Given records -
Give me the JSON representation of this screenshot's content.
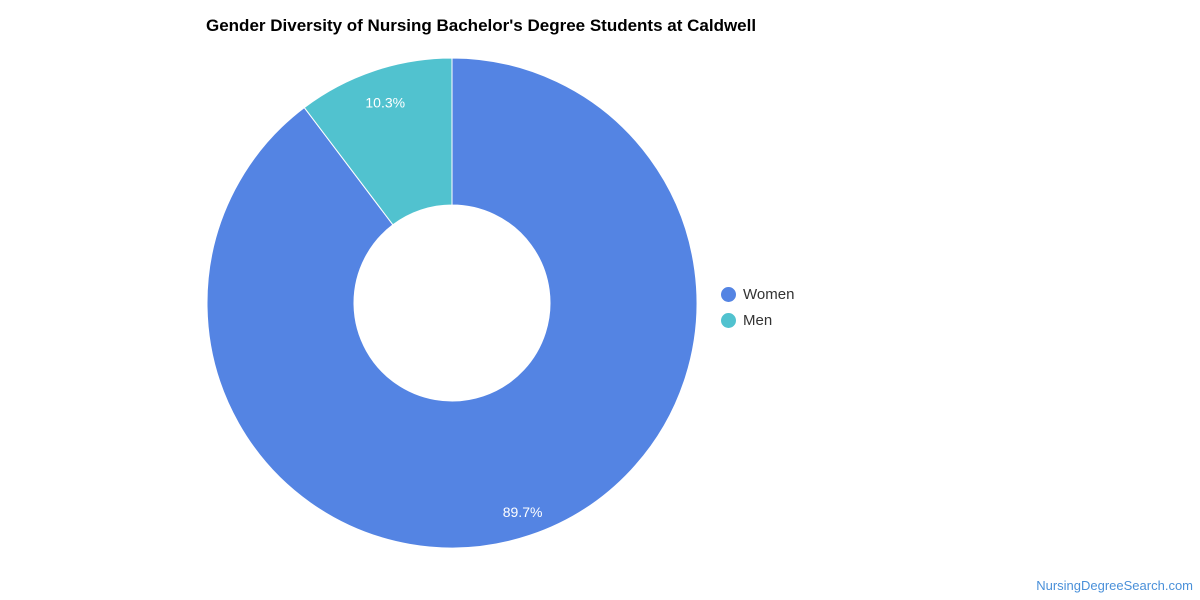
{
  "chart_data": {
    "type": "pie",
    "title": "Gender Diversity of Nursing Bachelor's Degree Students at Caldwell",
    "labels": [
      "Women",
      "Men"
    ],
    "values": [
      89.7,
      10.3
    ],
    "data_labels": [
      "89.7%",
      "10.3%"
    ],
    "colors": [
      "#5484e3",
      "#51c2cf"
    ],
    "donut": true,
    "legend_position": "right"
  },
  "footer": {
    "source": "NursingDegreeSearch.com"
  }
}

---

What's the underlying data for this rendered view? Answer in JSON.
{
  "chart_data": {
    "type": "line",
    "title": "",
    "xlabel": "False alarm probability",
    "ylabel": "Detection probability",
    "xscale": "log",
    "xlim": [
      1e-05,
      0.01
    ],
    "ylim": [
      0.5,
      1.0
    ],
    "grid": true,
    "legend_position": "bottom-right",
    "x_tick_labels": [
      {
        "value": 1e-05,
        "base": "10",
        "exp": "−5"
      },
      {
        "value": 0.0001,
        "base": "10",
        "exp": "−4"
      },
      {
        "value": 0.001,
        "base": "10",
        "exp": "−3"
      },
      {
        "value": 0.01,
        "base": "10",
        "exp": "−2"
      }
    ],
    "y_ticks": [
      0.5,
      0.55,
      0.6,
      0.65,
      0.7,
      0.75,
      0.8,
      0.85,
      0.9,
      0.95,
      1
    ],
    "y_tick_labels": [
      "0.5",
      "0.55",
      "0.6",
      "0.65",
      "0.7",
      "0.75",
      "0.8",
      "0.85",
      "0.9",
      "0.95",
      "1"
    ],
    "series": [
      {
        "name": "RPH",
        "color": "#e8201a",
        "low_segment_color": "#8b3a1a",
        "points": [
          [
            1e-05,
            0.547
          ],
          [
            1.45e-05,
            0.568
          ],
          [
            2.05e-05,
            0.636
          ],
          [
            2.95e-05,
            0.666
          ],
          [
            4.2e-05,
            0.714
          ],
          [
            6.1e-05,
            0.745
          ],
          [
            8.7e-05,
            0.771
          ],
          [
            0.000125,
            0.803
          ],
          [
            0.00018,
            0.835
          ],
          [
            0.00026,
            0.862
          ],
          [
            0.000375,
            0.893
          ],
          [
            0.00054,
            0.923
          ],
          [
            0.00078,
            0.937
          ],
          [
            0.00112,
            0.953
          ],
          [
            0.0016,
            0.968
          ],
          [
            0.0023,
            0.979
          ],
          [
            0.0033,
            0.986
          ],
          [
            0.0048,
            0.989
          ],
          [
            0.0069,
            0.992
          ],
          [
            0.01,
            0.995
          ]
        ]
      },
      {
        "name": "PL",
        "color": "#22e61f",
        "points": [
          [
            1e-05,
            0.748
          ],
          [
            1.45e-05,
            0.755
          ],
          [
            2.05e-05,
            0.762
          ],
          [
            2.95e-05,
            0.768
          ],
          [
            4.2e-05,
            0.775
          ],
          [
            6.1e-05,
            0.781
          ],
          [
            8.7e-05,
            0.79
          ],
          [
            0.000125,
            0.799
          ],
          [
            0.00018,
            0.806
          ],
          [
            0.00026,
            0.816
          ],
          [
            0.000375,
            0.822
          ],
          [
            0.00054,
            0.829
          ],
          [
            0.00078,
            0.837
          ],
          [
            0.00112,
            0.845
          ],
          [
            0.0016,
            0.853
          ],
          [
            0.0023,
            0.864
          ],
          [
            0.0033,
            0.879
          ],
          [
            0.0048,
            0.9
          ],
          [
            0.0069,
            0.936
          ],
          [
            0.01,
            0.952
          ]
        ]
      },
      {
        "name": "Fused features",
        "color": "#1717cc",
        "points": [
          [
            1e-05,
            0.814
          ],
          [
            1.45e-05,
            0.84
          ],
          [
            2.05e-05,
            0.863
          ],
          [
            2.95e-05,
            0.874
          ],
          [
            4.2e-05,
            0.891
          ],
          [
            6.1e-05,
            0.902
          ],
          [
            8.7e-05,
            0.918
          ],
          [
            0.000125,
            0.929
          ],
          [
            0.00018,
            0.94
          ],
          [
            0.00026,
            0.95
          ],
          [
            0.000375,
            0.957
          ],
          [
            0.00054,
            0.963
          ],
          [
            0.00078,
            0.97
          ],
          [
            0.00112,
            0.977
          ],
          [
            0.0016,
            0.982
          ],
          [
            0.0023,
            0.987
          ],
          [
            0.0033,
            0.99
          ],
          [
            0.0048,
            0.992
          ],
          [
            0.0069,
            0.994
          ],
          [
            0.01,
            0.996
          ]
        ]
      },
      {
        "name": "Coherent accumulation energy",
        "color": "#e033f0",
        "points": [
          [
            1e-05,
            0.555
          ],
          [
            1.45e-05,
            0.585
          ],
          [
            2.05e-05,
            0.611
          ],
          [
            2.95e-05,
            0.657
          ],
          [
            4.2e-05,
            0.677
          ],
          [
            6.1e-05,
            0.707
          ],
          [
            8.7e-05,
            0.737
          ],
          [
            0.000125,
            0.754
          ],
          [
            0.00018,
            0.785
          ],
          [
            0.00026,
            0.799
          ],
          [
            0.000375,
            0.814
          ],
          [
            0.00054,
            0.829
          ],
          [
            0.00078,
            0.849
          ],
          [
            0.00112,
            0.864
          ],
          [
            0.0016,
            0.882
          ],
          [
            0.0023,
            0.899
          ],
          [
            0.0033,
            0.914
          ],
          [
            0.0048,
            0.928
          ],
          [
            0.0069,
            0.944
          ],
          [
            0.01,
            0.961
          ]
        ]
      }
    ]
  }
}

Required task -
Check every line for "title" and show the ones that have it.

Written answer -
    "title": "Gender Diversity of Nursing Bachelor's Degree Students at Caldwell",
    "title": "",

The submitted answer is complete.